— Given instruction —
Copy every line of the listing that holds the string "subtitle".

(Items from a figure collection)
⁂

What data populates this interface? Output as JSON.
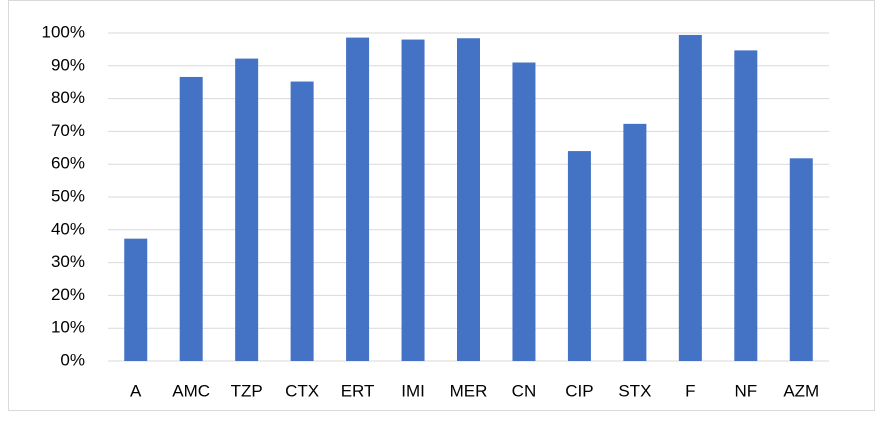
{
  "chart_data": {
    "type": "bar",
    "categories": [
      "A",
      "AMC",
      "TZP",
      "CTX",
      "ERT",
      "IMI",
      "MER",
      "CN",
      "CIP",
      "STX",
      "F",
      "NF",
      "AZM"
    ],
    "values": [
      37.3,
      86.6,
      92.2,
      85.2,
      98.6,
      98.0,
      98.4,
      91.0,
      64.0,
      72.3,
      99.4,
      94.7,
      61.8
    ],
    "color": "#4472c4",
    "ylim": [
      0,
      100
    ],
    "yticks": [
      {
        "value": 0,
        "label": "0%"
      },
      {
        "value": 10,
        "label": "10%"
      },
      {
        "value": 20,
        "label": "20%"
      },
      {
        "value": 30,
        "label": "30%"
      },
      {
        "value": 40,
        "label": "40%"
      },
      {
        "value": 50,
        "label": "50%"
      },
      {
        "value": 60,
        "label": "60%"
      },
      {
        "value": 70,
        "label": "70%"
      },
      {
        "value": 80,
        "label": "80%"
      },
      {
        "value": 90,
        "label": "90%"
      },
      {
        "value": 100,
        "label": "100%"
      }
    ],
    "grid": true
  }
}
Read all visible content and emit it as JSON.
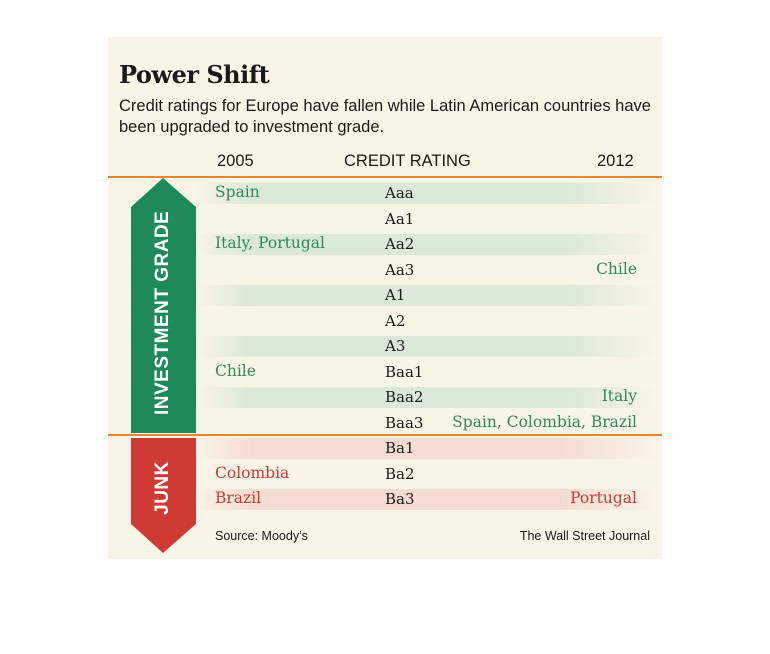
{
  "title": "Power Shift",
  "subtitle": "Credit ratings for Europe have fallen while Latin American countries have been upgraded to investment grade.",
  "headers": {
    "left": "2005",
    "center": "CREDIT RATING",
    "right": "2012"
  },
  "zones": {
    "upper": "INVESTMENT GRADE",
    "lower": "JUNK"
  },
  "colors": {
    "investment": "#1e8a5a",
    "junk": "#cf3a35",
    "rule": "#e8862e",
    "panel": "#f8f4e6"
  },
  "source": "Source: Moody’s",
  "credit": "The Wall Street Journal",
  "chart_data": {
    "type": "table",
    "ratings": [
      "Aaa",
      "Aa1",
      "Aa2",
      "Aa3",
      "A1",
      "A2",
      "A3",
      "Baa1",
      "Baa2",
      "Baa3",
      "Ba1",
      "Ba2",
      "Ba3"
    ],
    "grades": [
      "investment",
      "investment",
      "investment",
      "investment",
      "investment",
      "investment",
      "investment",
      "investment",
      "investment",
      "investment",
      "junk",
      "junk",
      "junk"
    ],
    "col_2005": [
      "Spain",
      "",
      "Italy, Portugal",
      "",
      "",
      "",
      "",
      "Chile",
      "",
      "",
      "",
      "Colombia",
      "Brazil"
    ],
    "col_2012": [
      "",
      "",
      "",
      "Chile",
      "",
      "",
      "",
      "",
      "Italy",
      "Spain, Colombia, Brazil",
      "",
      "",
      "Portugal"
    ],
    "colors_2005": [
      "green",
      "",
      "green",
      "",
      "",
      "",
      "",
      "green",
      "",
      "",
      "",
      "red",
      "red"
    ],
    "colors_2012": [
      "",
      "",
      "",
      "green",
      "",
      "",
      "",
      "",
      "green",
      "green",
      "",
      "",
      "red"
    ]
  }
}
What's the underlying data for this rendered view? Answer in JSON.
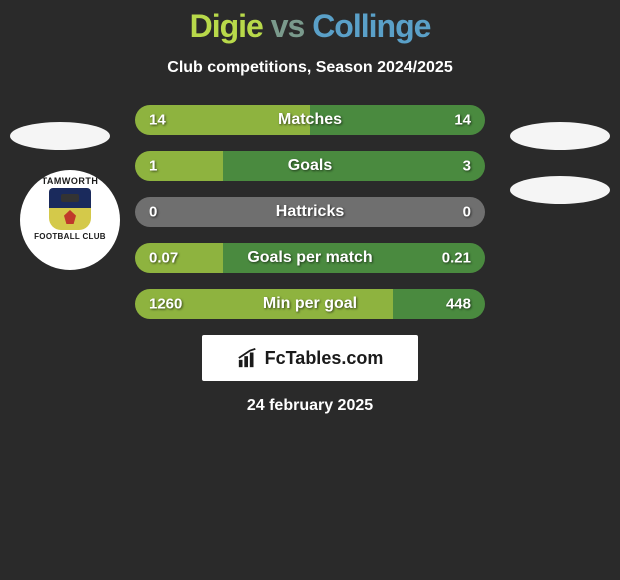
{
  "colors": {
    "background": "#2a2a2a",
    "title_player1": "#b8d94a",
    "title_vs": "#7a9a8c",
    "title_player2": "#5aa0c8",
    "bar_left": "#8eb33f",
    "bar_right": "#4a8a3f",
    "bar_neutral": "#6f6f6f",
    "text": "#ffffff"
  },
  "title": {
    "player1": "Digie",
    "vs": "vs",
    "player2": "Collinge",
    "fontsize": 32
  },
  "subtitle": "Club competitions, Season 2024/2025",
  "crest": {
    "top_text": "TAMWORTH",
    "bottom_text": "FOOTBALL CLUB"
  },
  "stats": [
    {
      "label": "Matches",
      "val_left": "14",
      "val_right": "14",
      "left_pct": 50
    },
    {
      "label": "Goals",
      "val_left": "1",
      "val_right": "3",
      "left_pct": 25
    },
    {
      "label": "Hattricks",
      "val_left": "0",
      "val_right": "0",
      "left_pct": 0,
      "neutral": true
    },
    {
      "label": "Goals per match",
      "val_left": "0.07",
      "val_right": "0.21",
      "left_pct": 25
    },
    {
      "label": "Min per goal",
      "val_left": "1260",
      "val_right": "448",
      "left_pct": 73.8
    }
  ],
  "footer": {
    "brand": "FcTables.com",
    "date": "24 february 2025"
  }
}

⁂

— Written answer —
  "subtitle": "Credit ratings for Europe have fallen while Latin American countries have been upgraded to investment grade.",
  "subtitle": "Club competitions, Season 2024/2025",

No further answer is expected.